Write out the full listing exactly as given, minus the images.

··· RECORDS FOR THE TASK

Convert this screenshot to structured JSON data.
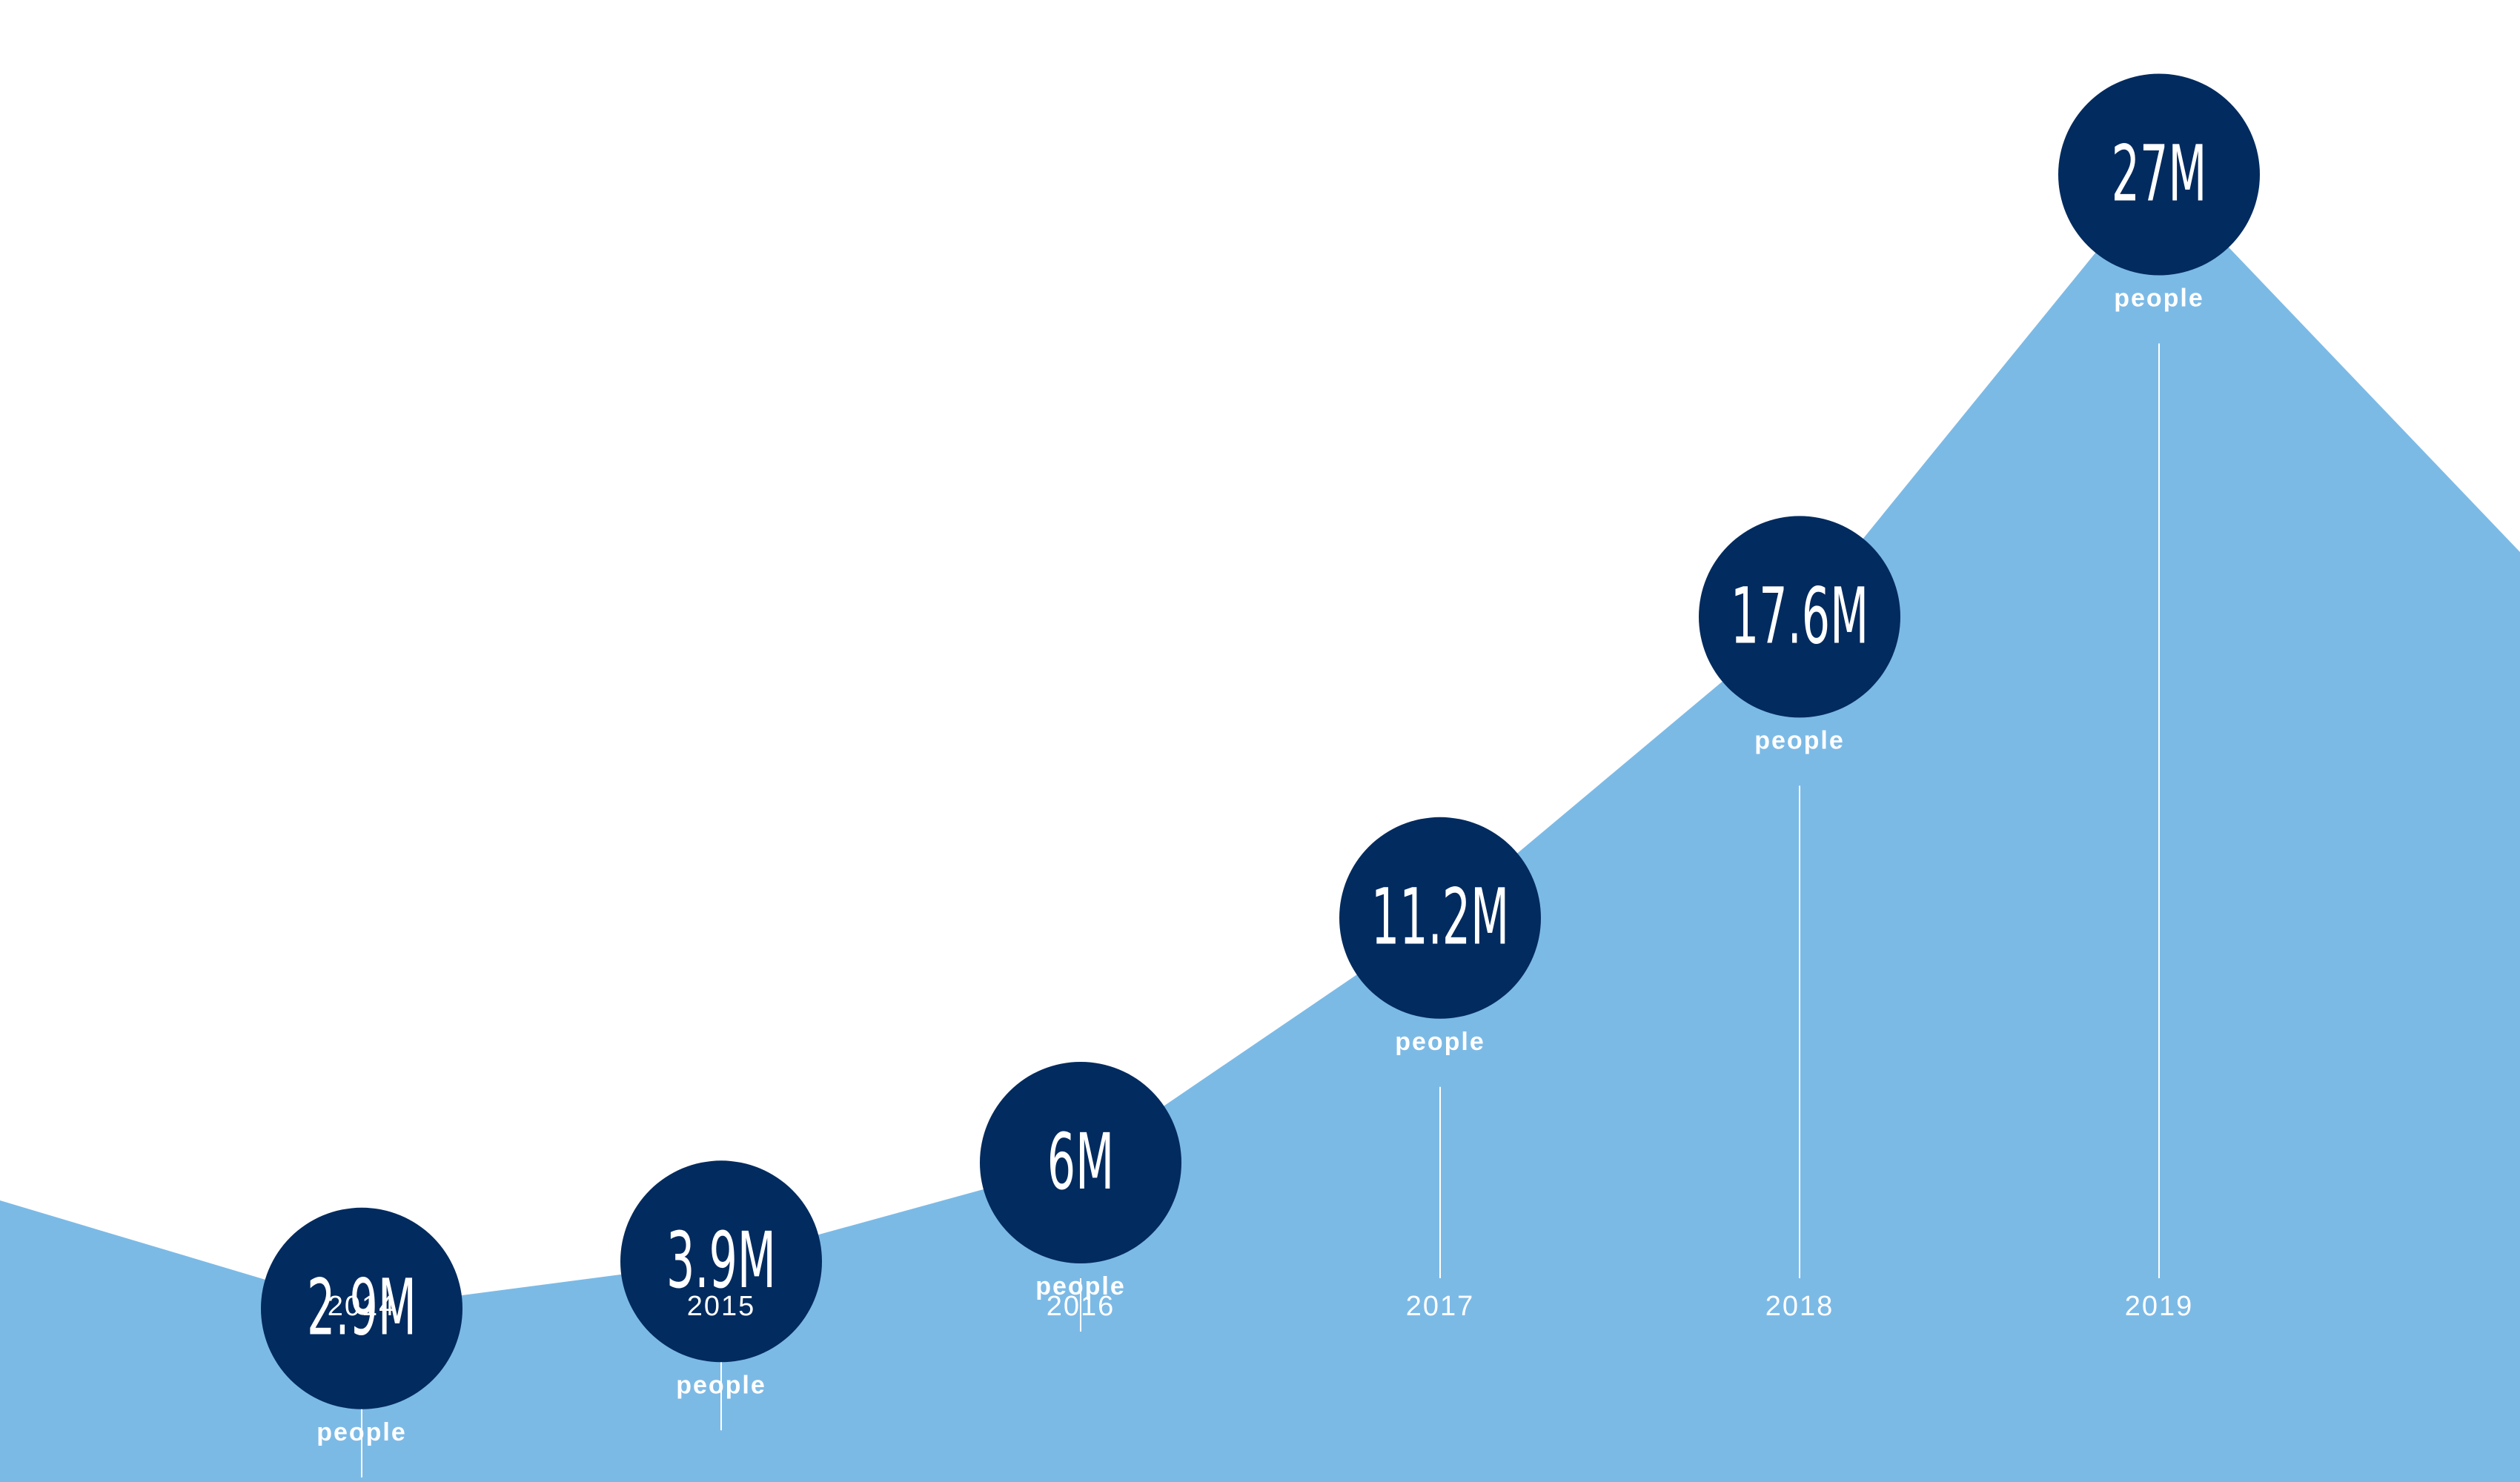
{
  "chart_data": {
    "type": "area",
    "categories": [
      "2014",
      "2015",
      "2016",
      "2017",
      "2018",
      "2019"
    ],
    "series": [
      {
        "values": [
          2.9,
          3.9,
          6,
          11.2,
          17.6,
          27
        ],
        "labels": [
          "2.9M",
          "3.9M",
          "6M",
          "11.2M",
          "17.6M",
          "27M"
        ]
      }
    ],
    "unit_label": "people",
    "colors": {
      "background": "#ffffff",
      "area": "#7cbae6",
      "marker": "#022b5f",
      "text": "#ffffff"
    },
    "grid": false,
    "legend": "none"
  }
}
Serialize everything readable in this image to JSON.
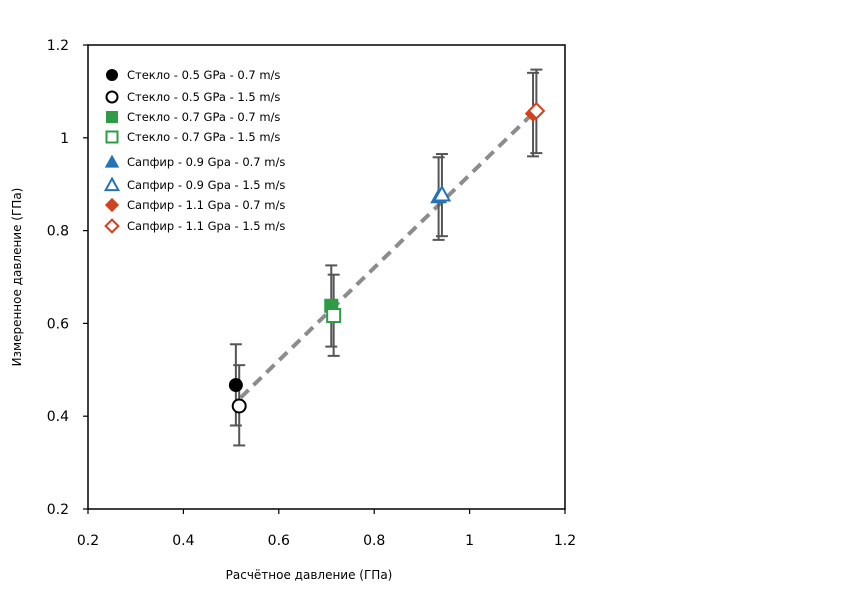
{
  "chart_data": {
    "type": "scatter",
    "title": "",
    "xlabel": "Расчётное давление (ГПа)",
    "ylabel": "Измеренное давление (ГПа)",
    "xlim": [
      0.2,
      1.2
    ],
    "ylim": [
      0.2,
      1.2
    ],
    "xticks": [
      "0.2",
      "0.4",
      "0.6",
      "0.8",
      "1",
      "1.2"
    ],
    "yticks": [
      "0.2",
      "0.4",
      "0.6",
      "0.8",
      "1",
      "1.2"
    ],
    "grid": false,
    "legend_position": "top-left",
    "fit_line": {
      "style": "dashed",
      "color": "#8c8c8c",
      "x": [
        0.52,
        1.13
      ],
      "y": [
        0.44,
        1.05
      ]
    },
    "series": [
      {
        "name": "Стекло - 0.5 GPa - 0.7 m/s",
        "marker": "circle",
        "filled": true,
        "color": "#000000",
        "x": [
          0.51
        ],
        "y": [
          0.467
        ],
        "yerr_low": [
          0.38
        ],
        "yerr_high": [
          0.555
        ]
      },
      {
        "name": "Стекло - 0.5 GPa - 1.5 m/s",
        "marker": "circle",
        "filled": false,
        "color": "#000000",
        "x": [
          0.517
        ],
        "y": [
          0.422
        ],
        "yerr_low": [
          0.337
        ],
        "yerr_high": [
          0.51
        ]
      },
      {
        "name": "Стекло - 0.7 GPa - 0.7 m/s",
        "marker": "square",
        "filled": true,
        "color": "#2e9c47",
        "x": [
          0.71
        ],
        "y": [
          0.638
        ],
        "yerr_low": [
          0.55
        ],
        "yerr_high": [
          0.725
        ]
      },
      {
        "name": "Стекло - 0.7 GPa - 1.5 m/s",
        "marker": "square",
        "filled": false,
        "color": "#2e9c47",
        "x": [
          0.715
        ],
        "y": [
          0.617
        ],
        "yerr_low": [
          0.53
        ],
        "yerr_high": [
          0.705
        ]
      },
      {
        "name": "Сапфир - 0.9 Gpa - 0.7 m/s",
        "marker": "triangle",
        "filled": true,
        "color": "#2672b8",
        "x": [
          0.935
        ],
        "y": [
          0.873
        ],
        "yerr_low": [
          0.78
        ],
        "yerr_high": [
          0.958
        ]
      },
      {
        "name": "Сапфир - 0.9 Gpa - 1.5 m/s",
        "marker": "triangle",
        "filled": false,
        "color": "#2672b8",
        "x": [
          0.942
        ],
        "y": [
          0.878
        ],
        "yerr_low": [
          0.788
        ],
        "yerr_high": [
          0.965
        ]
      },
      {
        "name": "Сапфир - 1.1 Gpa - 0.7 m/s",
        "marker": "diamond",
        "filled": true,
        "color": "#d2401e",
        "x": [
          1.133
        ],
        "y": [
          1.052
        ],
        "yerr_low": [
          0.96
        ],
        "yerr_high": [
          1.14
        ]
      },
      {
        "name": "Сапфир - 1.1 Gpa - 1.5 m/s",
        "marker": "diamond",
        "filled": false,
        "color": "#d2401e",
        "x": [
          1.14
        ],
        "y": [
          1.058
        ],
        "yerr_low": [
          0.967
        ],
        "yerr_high": [
          1.147
        ]
      }
    ]
  }
}
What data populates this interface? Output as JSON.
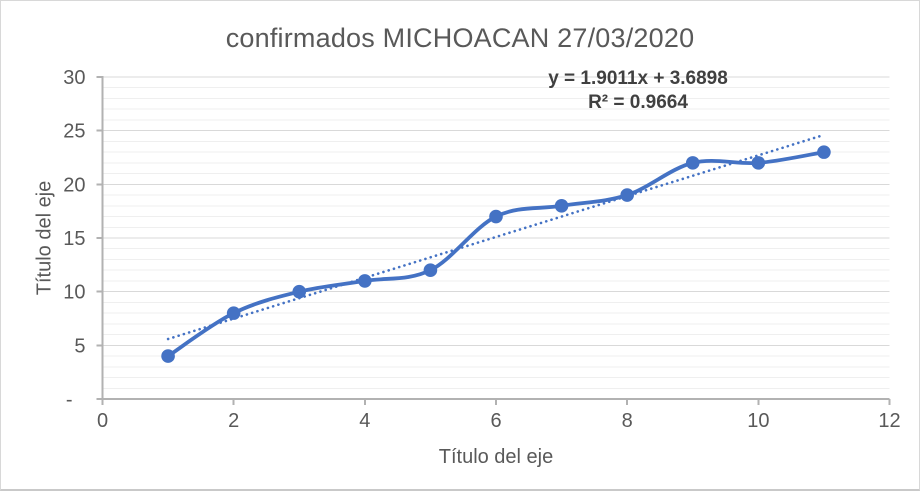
{
  "chart": {
    "title": "confirmados MICHOACAN 27/03/2020",
    "x_axis_title": "Título del eje",
    "y_axis_title": "Título del eje",
    "trendline_label": {
      "equation": "y = 1.9011x + 3.6898",
      "r_squared": "R² = 0.9664"
    },
    "colors": {
      "series": "#4472C4",
      "trendline": "#4472C4",
      "grid_major": "#D9D9D9",
      "grid_minor": "#EFEFEF",
      "axis_line": "#B2B2B2",
      "tick_text": "#595959",
      "title_text": "#595959",
      "label_text": "#404040",
      "background": "#FFFFFF"
    }
  },
  "chart_data": {
    "type": "line",
    "title": "confirmados MICHOACAN 27/03/2020",
    "xlabel": "Título del eje",
    "ylabel": "Título del eje",
    "x": [
      1,
      2,
      3,
      4,
      5,
      6,
      7,
      8,
      9,
      10,
      11
    ],
    "series": [
      {
        "name": "confirmados",
        "values": [
          4,
          8,
          10,
          11,
          12,
          17,
          18,
          19,
          22,
          22,
          23
        ]
      }
    ],
    "line_smooth": true,
    "marker": "circle",
    "legend": "none",
    "grid": "horizontal major and minor",
    "xlim": [
      0,
      12
    ],
    "ylim": [
      0,
      30
    ],
    "x_tick_values": [
      0,
      2,
      4,
      6,
      8,
      10,
      12
    ],
    "x_tick_labels": [
      "0",
      "2",
      "4",
      "6",
      "8",
      "10",
      "12"
    ],
    "y_tick_values": [
      0,
      5,
      10,
      15,
      20,
      25,
      30
    ],
    "y_tick_labels": [
      "-",
      "5",
      "10",
      "15",
      "20",
      "25",
      "30"
    ],
    "y_major_unit": 5,
    "y_minor_unit": 1,
    "trendline": {
      "type": "linear",
      "slope": 1.9011,
      "intercept": 3.6898,
      "r2": 0.9664,
      "equation": "y = 1.9011x + 3.6898",
      "r2_label": "R² = 0.9664",
      "x_range": [
        1,
        11
      ],
      "style": "dotted"
    }
  }
}
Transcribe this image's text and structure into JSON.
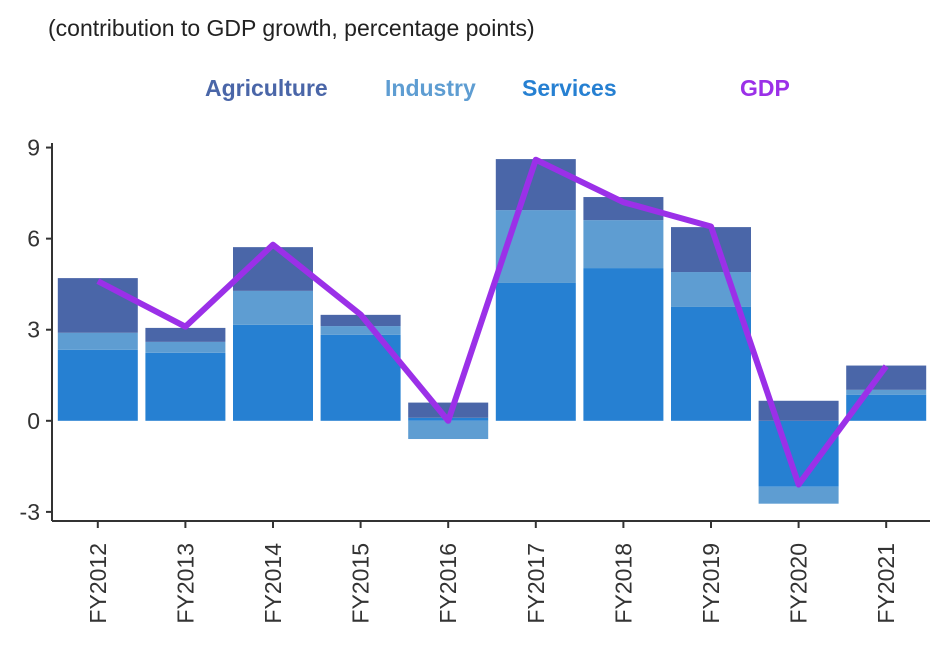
{
  "chart_data": {
    "type": "stacked-bar-line",
    "title": "(contribution to GDP growth, percentage points)",
    "categories": [
      "FY2012",
      "FY2013",
      "FY2014",
      "FY2015",
      "FY2016",
      "FY2017",
      "FY2018",
      "FY2019",
      "FY2020",
      "FY2021"
    ],
    "series": [
      {
        "name": "Agriculture",
        "color": "#4a66a8",
        "kind": "bar",
        "values": [
          1.8,
          0.46,
          1.44,
          0.37,
          0.5,
          1.68,
          0.76,
          1.48,
          0.66,
          0.8
        ]
      },
      {
        "name": "Industry",
        "color": "#5e9dd2",
        "kind": "bar",
        "values": [
          0.56,
          0.36,
          1.12,
          0.29,
          -0.6,
          2.4,
          1.58,
          1.15,
          -0.56,
          0.16
        ]
      },
      {
        "name": "Services",
        "color": "#2680d2",
        "kind": "bar",
        "values": [
          2.34,
          2.24,
          3.16,
          2.83,
          0.1,
          4.54,
          5.03,
          3.75,
          -2.17,
          0.86
        ]
      },
      {
        "name": "GDP",
        "color": "#9b30e8",
        "kind": "line",
        "values": [
          4.6,
          3.1,
          5.8,
          3.5,
          0.0,
          8.6,
          7.2,
          6.4,
          -2.1,
          1.8
        ]
      }
    ],
    "ylim": [
      -3.3,
      9.15
    ],
    "yticks": [
      -3,
      0,
      3,
      6,
      9
    ]
  }
}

······

RESPONSE TO THE EXERCISE:
Convert this screenshot to structured JSON data.
{
  "chart_data": {
    "type": "area",
    "categories": [
      "2014",
      "2015",
      "2016",
      "2017",
      "2018",
      "2019"
    ],
    "series": [
      {
        "values": [
          2.9,
          3.9,
          6,
          11.2,
          17.6,
          27
        ],
        "labels": [
          "2.9M",
          "3.9M",
          "6M",
          "11.2M",
          "17.6M",
          "27M"
        ]
      }
    ],
    "unit_label": "people",
    "colors": {
      "background": "#ffffff",
      "area": "#7cbae6",
      "marker": "#022b5f",
      "text": "#ffffff"
    },
    "grid": false,
    "legend": "none"
  }
}
Serialize everything readable in this image to JSON.
{
  "chart_data": {
    "type": "scatter",
    "title": "",
    "xlabel": "Расчётное давление (ГПа)",
    "ylabel": "Измеренное давление (ГПа)",
    "xlim": [
      0.2,
      1.2
    ],
    "ylim": [
      0.2,
      1.2
    ],
    "xticks": [
      "0.2",
      "0.4",
      "0.6",
      "0.8",
      "1",
      "1.2"
    ],
    "yticks": [
      "0.2",
      "0.4",
      "0.6",
      "0.8",
      "1",
      "1.2"
    ],
    "grid": false,
    "legend_position": "top-left",
    "fit_line": {
      "style": "dashed",
      "color": "#8c8c8c",
      "x": [
        0.52,
        1.13
      ],
      "y": [
        0.44,
        1.05
      ]
    },
    "series": [
      {
        "name": "Стекло - 0.5 GPa - 0.7 m/s",
        "marker": "circle",
        "filled": true,
        "color": "#000000",
        "x": [
          0.51
        ],
        "y": [
          0.467
        ],
        "yerr_low": [
          0.38
        ],
        "yerr_high": [
          0.555
        ]
      },
      {
        "name": "Стекло - 0.5 GPa - 1.5 m/s",
        "marker": "circle",
        "filled": false,
        "color": "#000000",
        "x": [
          0.517
        ],
        "y": [
          0.422
        ],
        "yerr_low": [
          0.337
        ],
        "yerr_high": [
          0.51
        ]
      },
      {
        "name": "Стекло - 0.7 GPa - 0.7 m/s",
        "marker": "square",
        "filled": true,
        "color": "#2e9c47",
        "x": [
          0.71
        ],
        "y": [
          0.638
        ],
        "yerr_low": [
          0.55
        ],
        "yerr_high": [
          0.725
        ]
      },
      {
        "name": "Стекло - 0.7 GPa - 1.5 m/s",
        "marker": "square",
        "filled": false,
        "color": "#2e9c47",
        "x": [
          0.715
        ],
        "y": [
          0.617
        ],
        "yerr_low": [
          0.53
        ],
        "yerr_high": [
          0.705
        ]
      },
      {
        "name": "Сапфир - 0.9 Gpa - 0.7 m/s",
        "marker": "triangle",
        "filled": true,
        "color": "#2672b8",
        "x": [
          0.935
        ],
        "y": [
          0.873
        ],
        "yerr_low": [
          0.78
        ],
        "yerr_high": [
          0.958
        ]
      },
      {
        "name": "Сапфир - 0.9 Gpa - 1.5 m/s",
        "marker": "triangle",
        "filled": false,
        "color": "#2672b8",
        "x": [
          0.942
        ],
        "y": [
          0.878
        ],
        "yerr_low": [
          0.788
        ],
        "yerr_high": [
          0.965
        ]
      },
      {
        "name": "Сапфир - 1.1 Gpa - 0.7 m/s",
        "marker": "diamond",
        "filled": true,
        "color": "#d2401e",
        "x": [
          1.133
        ],
        "y": [
          1.052
        ],
        "yerr_low": [
          0.96
        ],
        "yerr_high": [
          1.14
        ]
      },
      {
        "name": "Сапфир - 1.1 Gpa - 1.5 m/s",
        "marker": "diamond",
        "filled": false,
        "color": "#d2401e",
        "x": [
          1.14
        ],
        "y": [
          1.058
        ],
        "yerr_low": [
          0.967
        ],
        "yerr_high": [
          1.147
        ]
      }
    ]
  }
}
What data populates this interface? Output as JSON.
{
  "chart": {
    "title": "confirmados MICHOACAN 27/03/2020",
    "x_axis_title": "Título del eje",
    "y_axis_title": "Título del eje",
    "trendline_label": {
      "equation": "y = 1.9011x + 3.6898",
      "r_squared": "R² = 0.9664"
    },
    "colors": {
      "series": "#4472C4",
      "trendline": "#4472C4",
      "grid_major": "#D9D9D9",
      "grid_minor": "#EFEFEF",
      "axis_line": "#B2B2B2",
      "tick_text": "#595959",
      "title_text": "#595959",
      "label_text": "#404040",
      "background": "#FFFFFF"
    }
  },
  "chart_data": {
    "type": "line",
    "title": "confirmados MICHOACAN 27/03/2020",
    "xlabel": "Título del eje",
    "ylabel": "Título del eje",
    "x": [
      1,
      2,
      3,
      4,
      5,
      6,
      7,
      8,
      9,
      10,
      11
    ],
    "series": [
      {
        "name": "confirmados",
        "values": [
          4,
          8,
          10,
          11,
          12,
          17,
          18,
          19,
          22,
          22,
          23
        ]
      }
    ],
    "line_smooth": true,
    "marker": "circle",
    "legend": "none",
    "grid": "horizontal major and minor",
    "xlim": [
      0,
      12
    ],
    "ylim": [
      0,
      30
    ],
    "x_tick_values": [
      0,
      2,
      4,
      6,
      8,
      10,
      12
    ],
    "x_tick_labels": [
      "0",
      "2",
      "4",
      "6",
      "8",
      "10",
      "12"
    ],
    "y_tick_values": [
      0,
      5,
      10,
      15,
      20,
      25,
      30
    ],
    "y_tick_labels": [
      "-",
      "5",
      "10",
      "15",
      "20",
      "25",
      "30"
    ],
    "y_major_unit": 5,
    "y_minor_unit": 1,
    "trendline": {
      "type": "linear",
      "slope": 1.9011,
      "intercept": 3.6898,
      "r2": 0.9664,
      "equation": "y = 1.9011x + 3.6898",
      "r2_label": "R² = 0.9664",
      "x_range": [
        1,
        11
      ],
      "style": "dotted"
    }
  }
}
Transcribe this image's text and structure into JSON.
{
  "chart_data": {
    "type": "stacked-bar-line",
    "title": "(contribution to GDP growth, percentage points)",
    "categories": [
      "FY2012",
      "FY2013",
      "FY2014",
      "FY2015",
      "FY2016",
      "FY2017",
      "FY2018",
      "FY2019",
      "FY2020",
      "FY2021"
    ],
    "series": [
      {
        "name": "Agriculture",
        "color": "#4a66a8",
        "kind": "bar",
        "values": [
          1.8,
          0.46,
          1.44,
          0.37,
          0.5,
          1.68,
          0.76,
          1.48,
          0.66,
          0.8
        ]
      },
      {
        "name": "Industry",
        "color": "#5e9dd2",
        "kind": "bar",
        "values": [
          0.56,
          0.36,
          1.12,
          0.29,
          -0.6,
          2.4,
          1.58,
          1.15,
          -0.56,
          0.16
        ]
      },
      {
        "name": "Services",
        "color": "#2680d2",
        "kind": "bar",
        "values": [
          2.34,
          2.24,
          3.16,
          2.83,
          0.1,
          4.54,
          5.03,
          3.75,
          -2.17,
          0.86
        ]
      },
      {
        "name": "GDP",
        "color": "#9b30e8",
        "kind": "line",
        "values": [
          4.6,
          3.1,
          5.8,
          3.5,
          0.0,
          8.6,
          7.2,
          6.4,
          -2.1,
          1.8
        ]
      }
    ],
    "ylim": [
      -3.3,
      9.15
    ],
    "yticks": [
      -3,
      0,
      3,
      6,
      9
    ]
  }
}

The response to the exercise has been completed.